Exclude the pictures, then copy all remaining records exactly.

Stored items
--------------------------------------------------

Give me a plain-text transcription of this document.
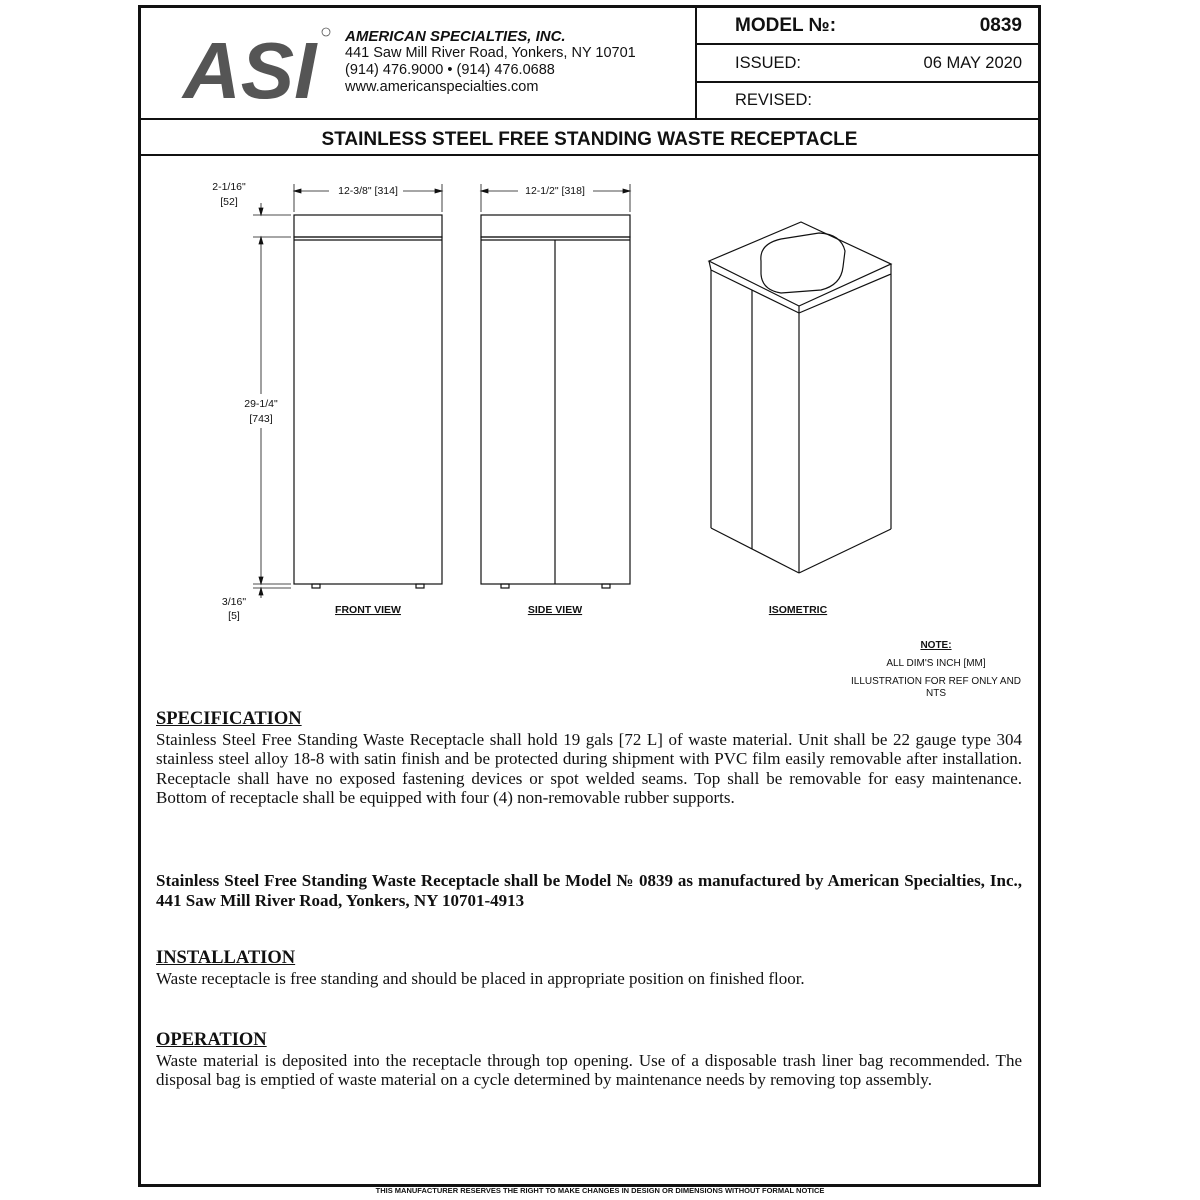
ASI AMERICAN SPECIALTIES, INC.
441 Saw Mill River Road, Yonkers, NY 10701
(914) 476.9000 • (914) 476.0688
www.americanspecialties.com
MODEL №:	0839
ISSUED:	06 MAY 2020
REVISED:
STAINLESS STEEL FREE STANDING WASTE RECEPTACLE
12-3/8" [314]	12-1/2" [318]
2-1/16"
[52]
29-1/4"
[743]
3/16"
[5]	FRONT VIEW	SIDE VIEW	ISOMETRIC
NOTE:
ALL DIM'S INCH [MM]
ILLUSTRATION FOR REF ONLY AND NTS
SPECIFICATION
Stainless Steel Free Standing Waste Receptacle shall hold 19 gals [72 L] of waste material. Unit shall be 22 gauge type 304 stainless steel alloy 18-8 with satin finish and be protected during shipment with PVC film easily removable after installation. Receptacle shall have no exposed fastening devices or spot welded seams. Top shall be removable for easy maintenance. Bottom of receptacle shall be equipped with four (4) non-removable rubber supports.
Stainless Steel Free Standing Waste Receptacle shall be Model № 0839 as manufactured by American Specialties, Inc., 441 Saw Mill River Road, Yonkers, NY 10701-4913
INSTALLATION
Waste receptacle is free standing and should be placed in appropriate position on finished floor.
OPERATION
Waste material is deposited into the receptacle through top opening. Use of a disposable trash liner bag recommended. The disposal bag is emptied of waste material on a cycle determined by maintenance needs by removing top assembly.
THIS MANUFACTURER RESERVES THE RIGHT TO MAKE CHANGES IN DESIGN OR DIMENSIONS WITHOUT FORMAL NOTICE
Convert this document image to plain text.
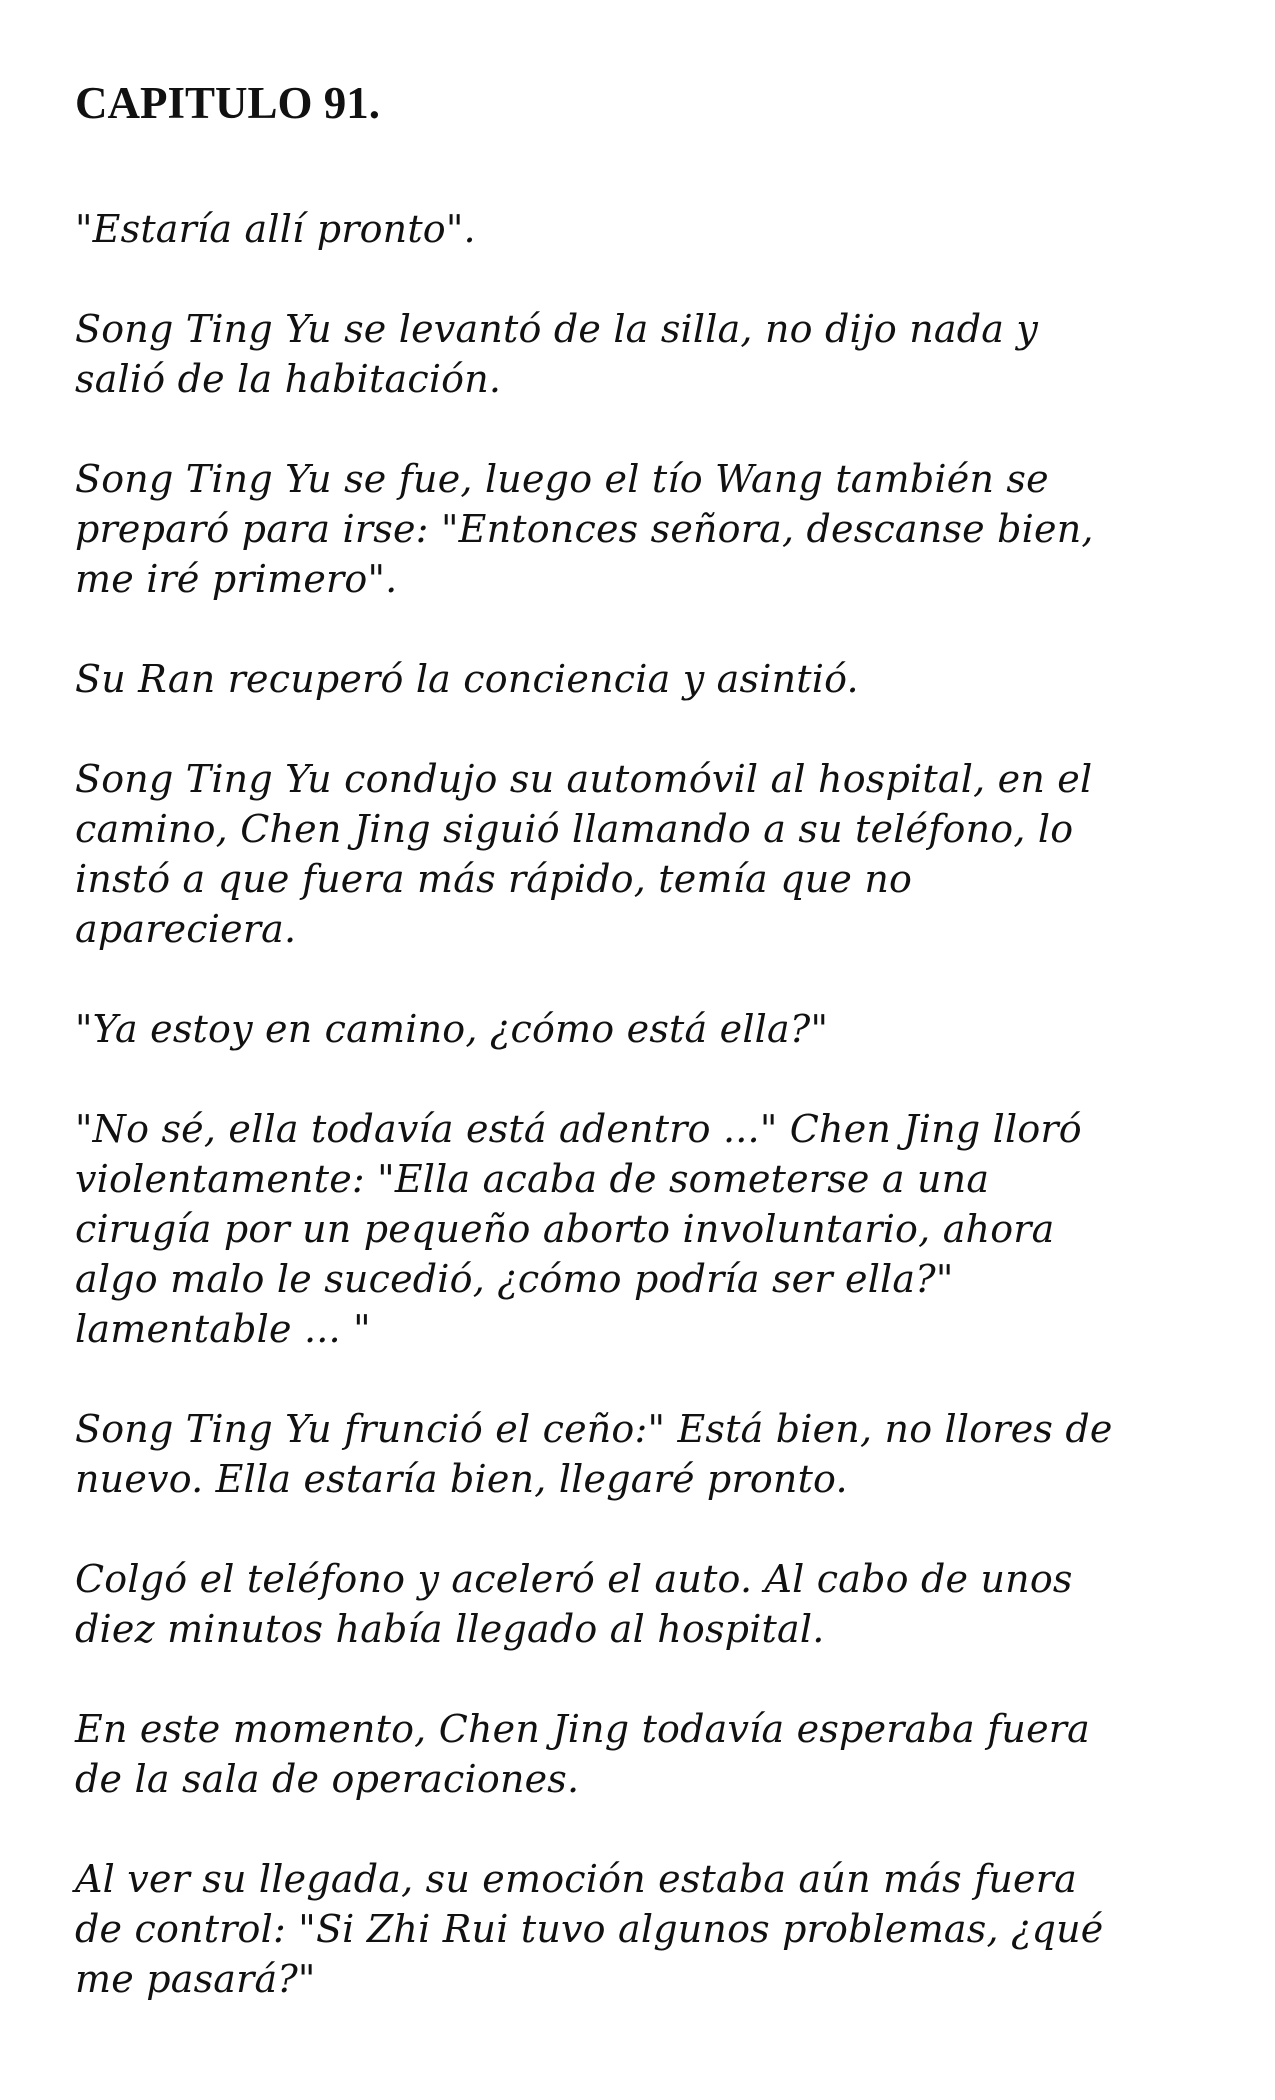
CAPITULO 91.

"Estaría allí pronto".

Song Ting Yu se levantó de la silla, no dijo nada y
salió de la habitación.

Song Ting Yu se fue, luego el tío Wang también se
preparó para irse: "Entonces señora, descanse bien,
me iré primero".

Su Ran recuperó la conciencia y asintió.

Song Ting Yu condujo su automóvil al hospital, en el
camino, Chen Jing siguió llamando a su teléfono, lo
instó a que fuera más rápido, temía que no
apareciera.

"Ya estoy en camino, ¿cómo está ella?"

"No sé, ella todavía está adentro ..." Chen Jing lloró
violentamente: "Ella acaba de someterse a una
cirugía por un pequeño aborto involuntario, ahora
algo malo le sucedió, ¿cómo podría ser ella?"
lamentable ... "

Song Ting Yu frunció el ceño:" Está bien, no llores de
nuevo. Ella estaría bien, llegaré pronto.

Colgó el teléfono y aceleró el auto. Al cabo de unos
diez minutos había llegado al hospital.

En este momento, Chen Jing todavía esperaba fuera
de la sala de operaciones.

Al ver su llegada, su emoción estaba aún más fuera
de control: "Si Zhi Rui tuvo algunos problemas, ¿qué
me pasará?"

--------------------------------------------------

### Output of the task
Give me a plain-text transcription of this document.
ASI AMERICAN SPECIALTIES, INC.
441 Saw Mill River Road, Yonkers, NY 10701
(914) 476.9000 • (914) 476.0688
www.americanspecialties.com
MODEL №:	0839
ISSUED:	06 MAY 2020
REVISED:
STAINLESS STEEL FREE STANDING WASTE RECEPTACLE
12-3/8" [314]	12-1/2" [318]
2-1/16"
[52]
29-1/4"
[743]
3/16"
[5]	FRONT VIEW	SIDE VIEW	ISOMETRIC
NOTE:
ALL DIM'S INCH [MM]
ILLUSTRATION FOR REF ONLY AND NTS
SPECIFICATION
Stainless Steel Free Standing Waste Receptacle shall hold 19 gals [72 L] of waste material. Unit shall be 22 gauge type 304 stainless steel alloy 18-8 with satin finish and be protected during shipment with PVC film easily removable after installation. Receptacle shall have no exposed fastening devices or spot welded seams. Top shall be removable for easy maintenance. Bottom of receptacle shall be equipped with four (4) non-removable rubber supports.
Stainless Steel Free Standing Waste Receptacle shall be Model № 0839 as manufactured by American Specialties, Inc., 441 Saw Mill River Road, Yonkers, NY 10701-4913
INSTALLATION
Waste receptacle is free standing and should be placed in appropriate position on finished floor.
OPERATION
Waste material is deposited into the receptacle through top opening. Use of a disposable trash liner bag recommended. The disposal bag is emptied of waste material on a cycle determined by maintenance needs by removing top assembly.
THIS MANUFACTURER RESERVES THE RIGHT TO MAKE CHANGES IN DESIGN OR DIMENSIONS WITHOUT FORMAL NOTICE
Convert this document image to plain text.
CAPITULO 91.

"Estaría allí pronto".

Song Ting Yu se levantó de la silla, no dijo nada y
salió de la habitación.

Song Ting Yu se fue, luego el tío Wang también se
preparó para irse: "Entonces señora, descanse bien,
me iré primero".

Su Ran recuperó la conciencia y asintió.

Song Ting Yu condujo su automóvil al hospital, en el
camino, Chen Jing siguió llamando a su teléfono, lo
instó a que fuera más rápido, temía que no
apareciera.

"Ya estoy en camino, ¿cómo está ella?"

"No sé, ella todavía está adentro ..." Chen Jing lloró
violentamente: "Ella acaba de someterse a una
cirugía por un pequeño aborto involuntario, ahora
algo malo le sucedió, ¿cómo podría ser ella?"
lamentable ... "

Song Ting Yu frunció el ceño:" Está bien, no llores de
nuevo. Ella estaría bien, llegaré pronto.

Colgó el teléfono y aceleró el auto. Al cabo de unos
diez minutos había llegado al hospital.

En este momento, Chen Jing todavía esperaba fuera
de la sala de operaciones.

Al ver su llegada, su emoción estaba aún más fuera
de control: "Si Zhi Rui tuvo algunos problemas, ¿qué
me pasará?"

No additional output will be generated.